# START OF RECORDS PROVIDED

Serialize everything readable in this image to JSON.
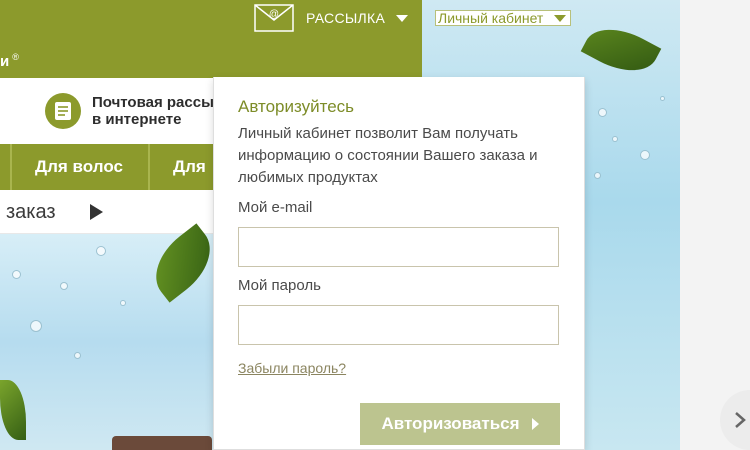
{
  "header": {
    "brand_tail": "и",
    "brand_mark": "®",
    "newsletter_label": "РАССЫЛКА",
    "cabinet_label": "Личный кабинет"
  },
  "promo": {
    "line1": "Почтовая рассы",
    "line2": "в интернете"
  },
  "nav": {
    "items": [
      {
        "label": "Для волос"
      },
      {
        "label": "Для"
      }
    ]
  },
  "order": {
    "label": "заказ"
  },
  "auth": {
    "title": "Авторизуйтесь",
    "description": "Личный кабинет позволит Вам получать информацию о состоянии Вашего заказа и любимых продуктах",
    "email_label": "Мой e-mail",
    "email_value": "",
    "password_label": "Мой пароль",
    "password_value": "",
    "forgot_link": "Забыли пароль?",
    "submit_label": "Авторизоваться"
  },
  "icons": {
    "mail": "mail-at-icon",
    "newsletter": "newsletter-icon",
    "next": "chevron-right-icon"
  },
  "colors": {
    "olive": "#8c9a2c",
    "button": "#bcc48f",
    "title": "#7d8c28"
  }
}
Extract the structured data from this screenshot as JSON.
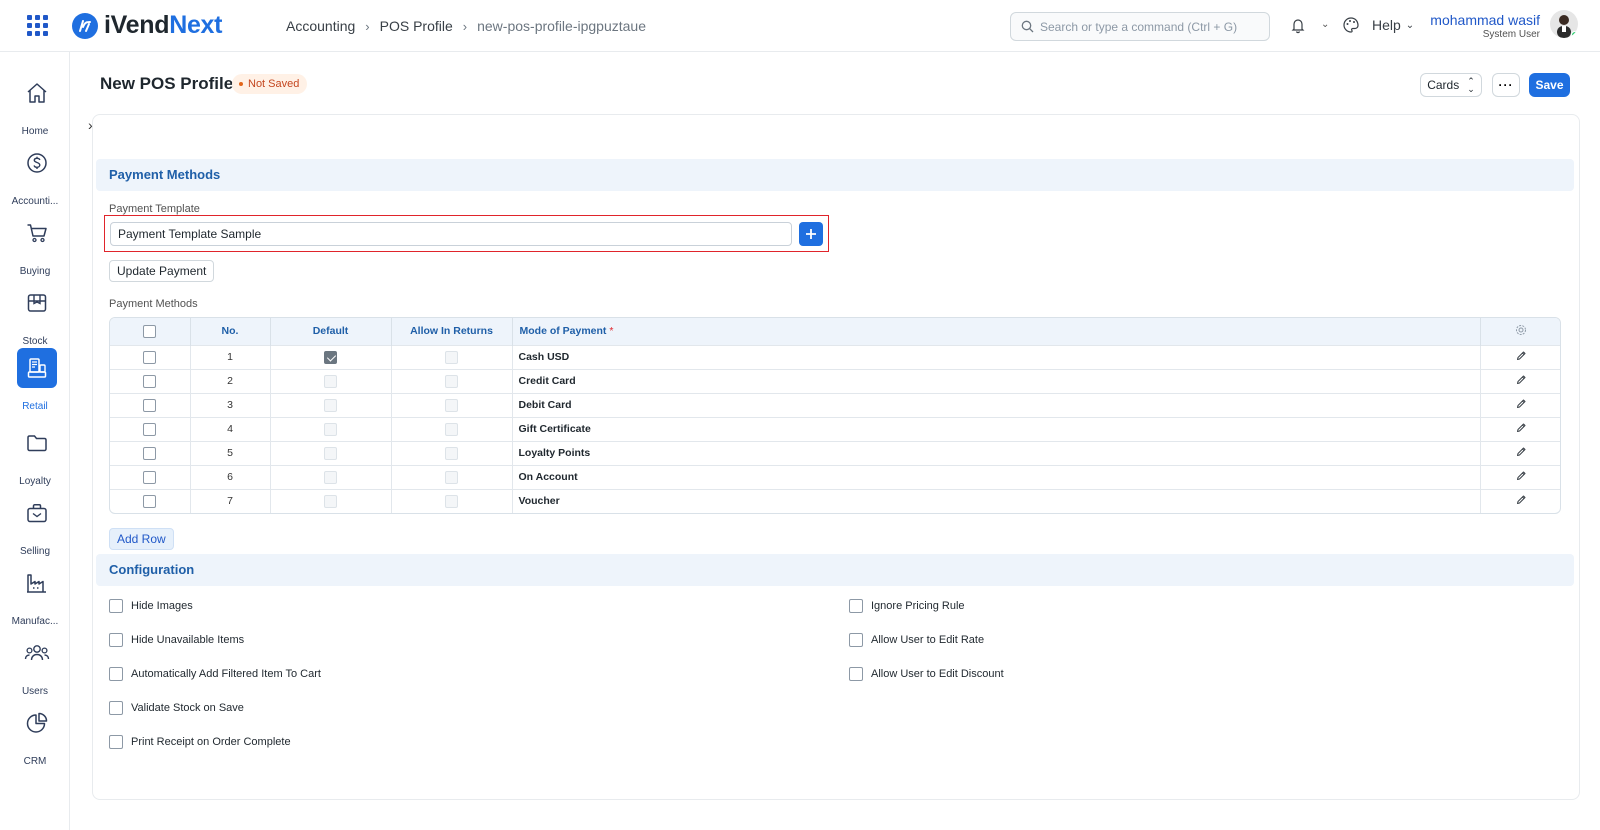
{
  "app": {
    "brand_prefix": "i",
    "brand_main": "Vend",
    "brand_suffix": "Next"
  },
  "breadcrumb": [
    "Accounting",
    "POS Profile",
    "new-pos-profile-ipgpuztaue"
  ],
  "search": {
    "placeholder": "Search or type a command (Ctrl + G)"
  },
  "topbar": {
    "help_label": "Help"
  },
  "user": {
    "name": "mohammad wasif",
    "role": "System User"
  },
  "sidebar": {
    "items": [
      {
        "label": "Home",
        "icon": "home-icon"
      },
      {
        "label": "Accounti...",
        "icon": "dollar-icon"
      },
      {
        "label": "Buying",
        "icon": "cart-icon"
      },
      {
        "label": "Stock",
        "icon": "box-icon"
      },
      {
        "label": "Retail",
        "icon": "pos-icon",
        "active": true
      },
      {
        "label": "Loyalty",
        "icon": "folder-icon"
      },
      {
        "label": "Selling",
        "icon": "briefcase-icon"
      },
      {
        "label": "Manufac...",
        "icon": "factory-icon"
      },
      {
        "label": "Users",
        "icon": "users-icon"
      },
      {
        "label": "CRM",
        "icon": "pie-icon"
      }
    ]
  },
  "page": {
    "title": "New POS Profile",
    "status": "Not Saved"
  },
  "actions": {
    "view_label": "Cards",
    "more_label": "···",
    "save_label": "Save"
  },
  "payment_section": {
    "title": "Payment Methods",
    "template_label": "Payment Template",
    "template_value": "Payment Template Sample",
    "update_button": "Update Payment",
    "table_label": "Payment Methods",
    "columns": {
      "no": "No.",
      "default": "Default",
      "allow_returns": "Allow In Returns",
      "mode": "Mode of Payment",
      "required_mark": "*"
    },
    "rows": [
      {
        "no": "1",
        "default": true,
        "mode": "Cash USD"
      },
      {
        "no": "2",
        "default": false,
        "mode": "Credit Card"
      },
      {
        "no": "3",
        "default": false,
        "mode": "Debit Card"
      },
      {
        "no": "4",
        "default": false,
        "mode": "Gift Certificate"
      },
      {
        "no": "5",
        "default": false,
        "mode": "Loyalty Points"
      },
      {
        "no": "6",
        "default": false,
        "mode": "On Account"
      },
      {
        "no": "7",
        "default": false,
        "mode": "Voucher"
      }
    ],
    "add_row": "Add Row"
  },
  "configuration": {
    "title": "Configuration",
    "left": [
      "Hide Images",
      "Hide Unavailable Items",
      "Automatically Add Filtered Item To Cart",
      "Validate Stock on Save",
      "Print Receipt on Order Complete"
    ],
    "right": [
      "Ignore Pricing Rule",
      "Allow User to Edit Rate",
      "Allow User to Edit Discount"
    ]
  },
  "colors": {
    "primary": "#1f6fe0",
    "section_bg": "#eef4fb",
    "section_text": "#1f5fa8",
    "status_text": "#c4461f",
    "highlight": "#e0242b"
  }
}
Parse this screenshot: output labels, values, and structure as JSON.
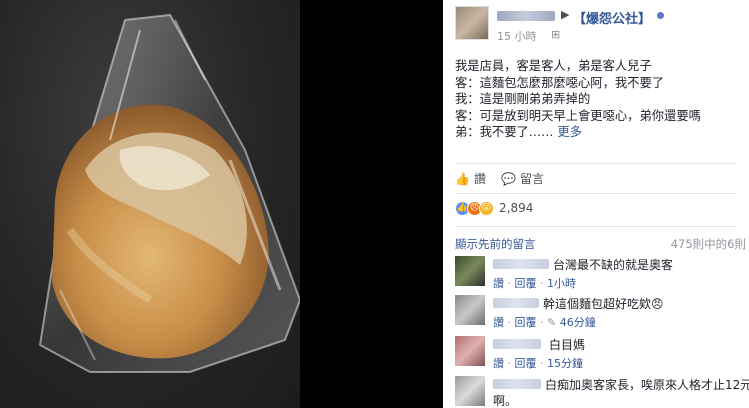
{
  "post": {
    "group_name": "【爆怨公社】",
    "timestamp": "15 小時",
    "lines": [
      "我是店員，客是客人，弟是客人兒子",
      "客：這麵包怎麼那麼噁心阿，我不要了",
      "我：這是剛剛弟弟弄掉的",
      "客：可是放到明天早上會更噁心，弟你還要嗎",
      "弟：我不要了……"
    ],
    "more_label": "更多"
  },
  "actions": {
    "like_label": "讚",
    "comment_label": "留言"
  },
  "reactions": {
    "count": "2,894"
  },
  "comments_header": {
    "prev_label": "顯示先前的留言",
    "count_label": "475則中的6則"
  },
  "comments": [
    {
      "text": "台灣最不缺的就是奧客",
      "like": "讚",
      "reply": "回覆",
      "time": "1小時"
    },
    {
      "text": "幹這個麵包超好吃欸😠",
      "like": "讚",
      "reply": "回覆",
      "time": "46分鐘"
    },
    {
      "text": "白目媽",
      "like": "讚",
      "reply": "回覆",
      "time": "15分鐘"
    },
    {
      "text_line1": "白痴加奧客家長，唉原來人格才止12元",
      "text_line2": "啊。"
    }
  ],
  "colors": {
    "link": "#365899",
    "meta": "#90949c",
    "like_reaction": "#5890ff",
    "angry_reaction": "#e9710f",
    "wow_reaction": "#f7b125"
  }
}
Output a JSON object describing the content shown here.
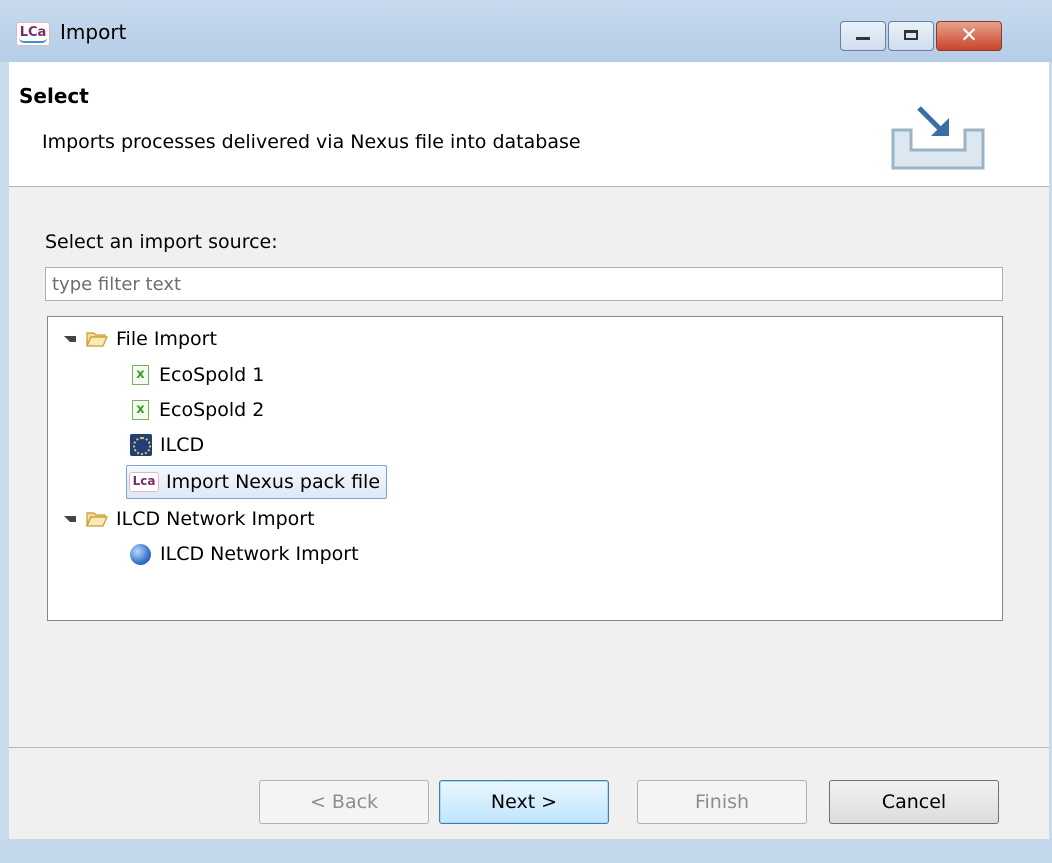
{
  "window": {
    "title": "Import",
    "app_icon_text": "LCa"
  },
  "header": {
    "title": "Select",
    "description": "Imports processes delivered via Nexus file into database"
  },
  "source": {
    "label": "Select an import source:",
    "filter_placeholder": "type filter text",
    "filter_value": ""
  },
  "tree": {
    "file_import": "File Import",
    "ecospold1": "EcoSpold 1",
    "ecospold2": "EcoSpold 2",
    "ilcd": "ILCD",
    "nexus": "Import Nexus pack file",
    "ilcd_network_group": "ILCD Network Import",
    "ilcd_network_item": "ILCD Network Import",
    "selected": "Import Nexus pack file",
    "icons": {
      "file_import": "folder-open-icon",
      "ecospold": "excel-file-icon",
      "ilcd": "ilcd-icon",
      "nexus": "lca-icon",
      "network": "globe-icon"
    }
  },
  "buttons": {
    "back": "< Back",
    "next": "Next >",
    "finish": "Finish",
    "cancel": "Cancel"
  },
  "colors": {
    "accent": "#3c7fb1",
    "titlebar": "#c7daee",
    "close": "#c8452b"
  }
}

# END OF RECORDS PROVIDED

**TASK OBJECTIVE**:
Count the lines of the listing above that include the word "type" and state the total with nothing else.

**WORKED SOLUTION**:
2